▶ _What you should do_
Among the entries below, find the lines with "Häagen" and copy them.

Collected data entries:
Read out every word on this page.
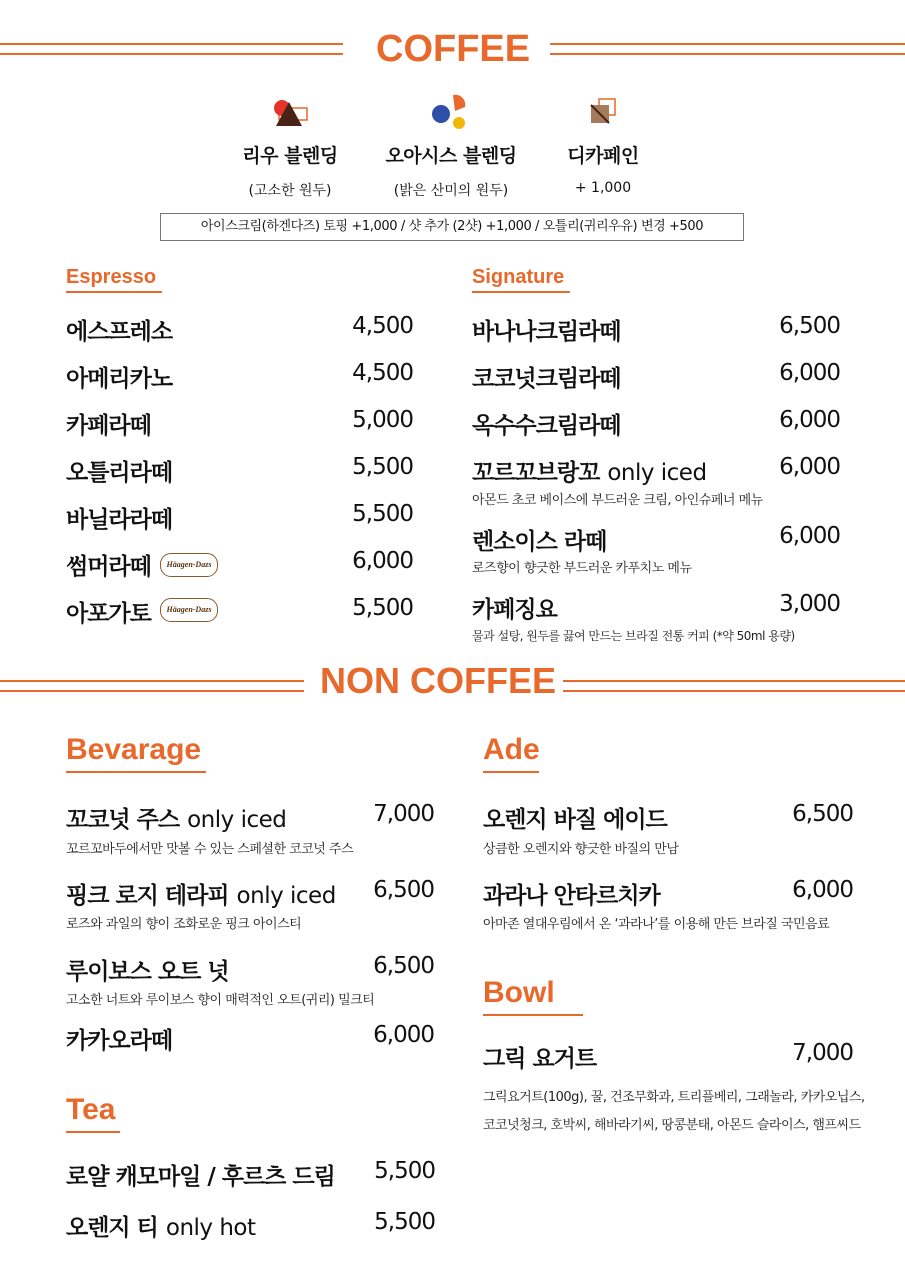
COFFEE
리우 블렌딩
(고소한 원두)
오아시스 블렌딩
(밝은 산미의 원두)
디카페인
+ 1,000
아이스크림(하겐다즈) 토핑 +1,000 / 샷 추가 (2샷) +1,000 / 오틀리(귀리우유) 변경 +500
Espresso
에스프레소	4,500
아메리카노	4,500
카페라떼	5,000
오틀리라떼	5,500
바닐라라떼	5,500
썸머라떼	Häagen-Dazs	6,000
아포가토	Häagen-Dazs	5,500
Signature
바나나크림라떼	6,500
코코넛크림라떼	6,000
옥수수크림라떼	6,000
꼬르꼬브랑꼬 only iced	6,000
아몬드 초코 베이스에 부드러운 크림, 아인슈페너 메뉴
렌소이스 라떼	6,000
로즈향이 향긋한 부드러운 카푸치노 메뉴
카페징요	3,000
물과 설탕, 원두를 끓여 만드는 브라질 전통 커피 (*약 50ml 용량)
NON COFFEE
Bevarage
꼬코넛 주스 only iced	7,000
꼬르꼬바두에서만 맛볼 수 있는 스페셜한 코코넛 주스
핑크 로지 테라피 only iced 6,500
로즈와 과일의 향이 조화로운 핑크 아이스티
루이보스 오트 넛	6,500
고소한 너트와 루이보스 향이 매력적인 오트(귀리) 밀크티
카카오라떼	6,000
Tea
로얄 캐모마일 / 후르츠 드림 5,500
오렌지 티 only hot	5,500
Ade
오렌지 바질 에이드	6,500
상큼한 오렌지와 향긋한 바질의 만남
과라나 안타르치카	6,000
아마존 열대우림에서 온 ‘과라나’를 이용해 만든 브라질 국민음료
Bowl
그릭 요거트	7,000
그릭요거트(100g), 꿀, 건조무화과, 트리플베리, 그래놀라, 카카오닙스,
코코넛청크, 호박씨, 해바라기씨, 땅콩분태, 아몬드 슬라이스, 햄프씨드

▶ _Answer to the problem_
썸머라떼	Häagen-Dazs	6,000
아포가토	Häagen-Dazs	5,500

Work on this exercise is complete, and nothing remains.